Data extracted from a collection
*-*-*
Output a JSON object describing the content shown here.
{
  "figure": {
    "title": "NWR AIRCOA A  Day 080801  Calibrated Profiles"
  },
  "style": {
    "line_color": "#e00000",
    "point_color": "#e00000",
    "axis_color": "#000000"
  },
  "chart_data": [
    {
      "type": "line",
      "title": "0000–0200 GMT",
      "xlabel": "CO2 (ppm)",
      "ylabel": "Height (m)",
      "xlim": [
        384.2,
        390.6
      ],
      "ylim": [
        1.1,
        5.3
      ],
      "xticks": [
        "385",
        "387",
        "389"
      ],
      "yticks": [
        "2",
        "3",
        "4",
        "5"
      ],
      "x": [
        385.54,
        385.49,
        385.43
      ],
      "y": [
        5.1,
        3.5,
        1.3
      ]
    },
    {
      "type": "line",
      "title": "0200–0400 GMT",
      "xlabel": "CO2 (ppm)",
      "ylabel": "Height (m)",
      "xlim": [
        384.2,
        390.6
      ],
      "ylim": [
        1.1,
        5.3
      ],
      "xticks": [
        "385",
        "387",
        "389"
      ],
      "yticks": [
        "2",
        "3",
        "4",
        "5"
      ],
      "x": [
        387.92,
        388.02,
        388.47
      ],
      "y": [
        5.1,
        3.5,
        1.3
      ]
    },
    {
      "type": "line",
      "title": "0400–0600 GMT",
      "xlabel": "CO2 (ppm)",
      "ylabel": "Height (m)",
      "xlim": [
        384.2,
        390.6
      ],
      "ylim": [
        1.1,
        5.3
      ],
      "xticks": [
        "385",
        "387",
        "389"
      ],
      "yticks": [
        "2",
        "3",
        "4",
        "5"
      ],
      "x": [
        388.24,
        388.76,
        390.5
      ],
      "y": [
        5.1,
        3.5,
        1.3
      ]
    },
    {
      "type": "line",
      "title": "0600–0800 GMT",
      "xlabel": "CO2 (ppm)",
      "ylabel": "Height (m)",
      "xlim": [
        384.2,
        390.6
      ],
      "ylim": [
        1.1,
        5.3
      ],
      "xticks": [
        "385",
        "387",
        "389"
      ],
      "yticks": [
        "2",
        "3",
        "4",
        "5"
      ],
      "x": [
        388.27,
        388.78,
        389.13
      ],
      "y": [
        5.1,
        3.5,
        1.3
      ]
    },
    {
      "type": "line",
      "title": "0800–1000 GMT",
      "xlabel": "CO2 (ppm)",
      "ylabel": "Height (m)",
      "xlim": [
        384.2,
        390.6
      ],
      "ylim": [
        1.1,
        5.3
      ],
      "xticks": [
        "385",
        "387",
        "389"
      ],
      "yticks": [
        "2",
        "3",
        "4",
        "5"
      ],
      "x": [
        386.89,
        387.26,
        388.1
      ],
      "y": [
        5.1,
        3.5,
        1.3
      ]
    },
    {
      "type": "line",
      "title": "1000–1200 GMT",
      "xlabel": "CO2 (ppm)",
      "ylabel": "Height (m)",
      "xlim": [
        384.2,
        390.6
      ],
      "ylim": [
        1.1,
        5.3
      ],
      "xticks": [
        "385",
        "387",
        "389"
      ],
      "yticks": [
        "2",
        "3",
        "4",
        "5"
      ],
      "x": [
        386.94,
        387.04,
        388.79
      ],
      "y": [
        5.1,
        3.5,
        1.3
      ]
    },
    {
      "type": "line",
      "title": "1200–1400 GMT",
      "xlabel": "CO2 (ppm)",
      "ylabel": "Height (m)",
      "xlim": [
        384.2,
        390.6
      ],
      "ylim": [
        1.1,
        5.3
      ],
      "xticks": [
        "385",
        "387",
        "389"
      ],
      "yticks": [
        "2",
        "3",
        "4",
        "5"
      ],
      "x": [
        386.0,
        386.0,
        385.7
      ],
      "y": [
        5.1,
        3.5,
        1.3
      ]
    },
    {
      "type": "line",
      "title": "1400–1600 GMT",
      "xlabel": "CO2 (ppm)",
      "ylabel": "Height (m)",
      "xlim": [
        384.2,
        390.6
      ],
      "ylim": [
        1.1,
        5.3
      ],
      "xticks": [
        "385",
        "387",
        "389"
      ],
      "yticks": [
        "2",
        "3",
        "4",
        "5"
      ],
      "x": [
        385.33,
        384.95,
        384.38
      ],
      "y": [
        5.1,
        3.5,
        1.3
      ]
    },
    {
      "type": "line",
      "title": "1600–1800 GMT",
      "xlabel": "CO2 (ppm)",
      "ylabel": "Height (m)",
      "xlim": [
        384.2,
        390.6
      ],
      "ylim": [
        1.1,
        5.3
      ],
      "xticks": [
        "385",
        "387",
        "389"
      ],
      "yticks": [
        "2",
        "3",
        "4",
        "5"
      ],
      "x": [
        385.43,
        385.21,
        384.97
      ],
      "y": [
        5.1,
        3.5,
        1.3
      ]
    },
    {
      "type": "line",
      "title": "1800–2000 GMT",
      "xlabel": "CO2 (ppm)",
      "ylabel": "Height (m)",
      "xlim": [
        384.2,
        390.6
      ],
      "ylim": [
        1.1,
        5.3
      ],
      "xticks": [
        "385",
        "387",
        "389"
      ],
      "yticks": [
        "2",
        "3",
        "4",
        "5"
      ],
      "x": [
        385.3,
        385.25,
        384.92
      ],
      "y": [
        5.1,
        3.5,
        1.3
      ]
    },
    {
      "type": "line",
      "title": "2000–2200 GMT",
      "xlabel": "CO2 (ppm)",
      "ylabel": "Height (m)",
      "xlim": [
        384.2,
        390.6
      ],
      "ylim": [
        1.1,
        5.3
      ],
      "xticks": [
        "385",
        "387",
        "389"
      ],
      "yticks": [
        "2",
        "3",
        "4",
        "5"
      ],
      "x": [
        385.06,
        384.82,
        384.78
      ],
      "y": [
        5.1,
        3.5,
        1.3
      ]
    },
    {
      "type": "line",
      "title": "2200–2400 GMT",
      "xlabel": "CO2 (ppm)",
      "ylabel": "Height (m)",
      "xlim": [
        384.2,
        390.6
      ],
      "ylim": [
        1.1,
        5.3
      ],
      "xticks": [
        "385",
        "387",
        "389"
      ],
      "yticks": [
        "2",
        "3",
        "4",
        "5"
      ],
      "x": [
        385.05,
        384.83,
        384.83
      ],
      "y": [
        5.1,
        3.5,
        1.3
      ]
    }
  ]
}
*-*-*
Work to complete
Set all of the entries down again, exactly as they were given.

Result of this exercise
Output a JSON object describing the content shown here.
{
  "figure": {
    "title": "NWR AIRCOA A  Day 080801  Calibrated Profiles"
  },
  "style": {
    "line_color": "#e00000",
    "point_color": "#e00000",
    "axis_color": "#000000"
  },
  "chart_data": [
    {
      "type": "line",
      "title": "0000–0200 GMT",
      "xlabel": "CO2 (ppm)",
      "ylabel": "Height (m)",
      "xlim": [
        384.2,
        390.6
      ],
      "ylim": [
        1.1,
        5.3
      ],
      "xticks": [
        "385",
        "387",
        "389"
      ],
      "yticks": [
        "2",
        "3",
        "4",
        "5"
      ],
      "x": [
        385.54,
        385.49,
        385.43
      ],
      "y": [
        5.1,
        3.5,
        1.3
      ]
    },
    {
      "type": "line",
      "title": "0200–0400 GMT",
      "xlabel": "CO2 (ppm)",
      "ylabel": "Height (m)",
      "xlim": [
        384.2,
        390.6
      ],
      "ylim": [
        1.1,
        5.3
      ],
      "xticks": [
        "385",
        "387",
        "389"
      ],
      "yticks": [
        "2",
        "3",
        "4",
        "5"
      ],
      "x": [
        387.92,
        388.02,
        388.47
      ],
      "y": [
        5.1,
        3.5,
        1.3
      ]
    },
    {
      "type": "line",
      "title": "0400–0600 GMT",
      "xlabel": "CO2 (ppm)",
      "ylabel": "Height (m)",
      "xlim": [
        384.2,
        390.6
      ],
      "ylim": [
        1.1,
        5.3
      ],
      "xticks": [
        "385",
        "387",
        "389"
      ],
      "yticks": [
        "2",
        "3",
        "4",
        "5"
      ],
      "x": [
        388.24,
        388.76,
        390.5
      ],
      "y": [
        5.1,
        3.5,
        1.3
      ]
    },
    {
      "type": "line",
      "title": "0600–0800 GMT",
      "xlabel": "CO2 (ppm)",
      "ylabel": "Height (m)",
      "xlim": [
        384.2,
        390.6
      ],
      "ylim": [
        1.1,
        5.3
      ],
      "xticks": [
        "385",
        "387",
        "389"
      ],
      "yticks": [
        "2",
        "3",
        "4",
        "5"
      ],
      "x": [
        388.27,
        388.78,
        389.13
      ],
      "y": [
        5.1,
        3.5,
        1.3
      ]
    },
    {
      "type": "line",
      "title": "0800–1000 GMT",
      "xlabel": "CO2 (ppm)",
      "ylabel": "Height (m)",
      "xlim": [
        384.2,
        390.6
      ],
      "ylim": [
        1.1,
        5.3
      ],
      "xticks": [
        "385",
        "387",
        "389"
      ],
      "yticks": [
        "2",
        "3",
        "4",
        "5"
      ],
      "x": [
        386.89,
        387.26,
        388.1
      ],
      "y": [
        5.1,
        3.5,
        1.3
      ]
    },
    {
      "type": "line",
      "title": "1000–1200 GMT",
      "xlabel": "CO2 (ppm)",
      "ylabel": "Height (m)",
      "xlim": [
        384.2,
        390.6
      ],
      "ylim": [
        1.1,
        5.3
      ],
      "xticks": [
        "385",
        "387",
        "389"
      ],
      "yticks": [
        "2",
        "3",
        "4",
        "5"
      ],
      "x": [
        386.94,
        387.04,
        388.79
      ],
      "y": [
        5.1,
        3.5,
        1.3
      ]
    },
    {
      "type": "line",
      "title": "1200–1400 GMT",
      "xlabel": "CO2 (ppm)",
      "ylabel": "Height (m)",
      "xlim": [
        384.2,
        390.6
      ],
      "ylim": [
        1.1,
        5.3
      ],
      "xticks": [
        "385",
        "387",
        "389"
      ],
      "yticks": [
        "2",
        "3",
        "4",
        "5"
      ],
      "x": [
        386.0,
        386.0,
        385.7
      ],
      "y": [
        5.1,
        3.5,
        1.3
      ]
    },
    {
      "type": "line",
      "title": "1400–1600 GMT",
      "xlabel": "CO2 (ppm)",
      "ylabel": "Height (m)",
      "xlim": [
        384.2,
        390.6
      ],
      "ylim": [
        1.1,
        5.3
      ],
      "xticks": [
        "385",
        "387",
        "389"
      ],
      "yticks": [
        "2",
        "3",
        "4",
        "5"
      ],
      "x": [
        385.33,
        384.95,
        384.38
      ],
      "y": [
        5.1,
        3.5,
        1.3
      ]
    },
    {
      "type": "line",
      "title": "1600–1800 GMT",
      "xlabel": "CO2 (ppm)",
      "ylabel": "Height (m)",
      "xlim": [
        384.2,
        390.6
      ],
      "ylim": [
        1.1,
        5.3
      ],
      "xticks": [
        "385",
        "387",
        "389"
      ],
      "yticks": [
        "2",
        "3",
        "4",
        "5"
      ],
      "x": [
        385.43,
        385.21,
        384.97
      ],
      "y": [
        5.1,
        3.5,
        1.3
      ]
    },
    {
      "type": "line",
      "title": "1800–2000 GMT",
      "xlabel": "CO2 (ppm)",
      "ylabel": "Height (m)",
      "xlim": [
        384.2,
        390.6
      ],
      "ylim": [
        1.1,
        5.3
      ],
      "xticks": [
        "385",
        "387",
        "389"
      ],
      "yticks": [
        "2",
        "3",
        "4",
        "5"
      ],
      "x": [
        385.3,
        385.25,
        384.92
      ],
      "y": [
        5.1,
        3.5,
        1.3
      ]
    },
    {
      "type": "line",
      "title": "2000–2200 GMT",
      "xlabel": "CO2 (ppm)",
      "ylabel": "Height (m)",
      "xlim": [
        384.2,
        390.6
      ],
      "ylim": [
        1.1,
        5.3
      ],
      "xticks": [
        "385",
        "387",
        "389"
      ],
      "yticks": [
        "2",
        "3",
        "4",
        "5"
      ],
      "x": [
        385.06,
        384.82,
        384.78
      ],
      "y": [
        5.1,
        3.5,
        1.3
      ]
    },
    {
      "type": "line",
      "title": "2200–2400 GMT",
      "xlabel": "CO2 (ppm)",
      "ylabel": "Height (m)",
      "xlim": [
        384.2,
        390.6
      ],
      "ylim": [
        1.1,
        5.3
      ],
      "xticks": [
        "385",
        "387",
        "389"
      ],
      "yticks": [
        "2",
        "3",
        "4",
        "5"
      ],
      "x": [
        385.05,
        384.83,
        384.83
      ],
      "y": [
        5.1,
        3.5,
        1.3
      ]
    }
  ]
}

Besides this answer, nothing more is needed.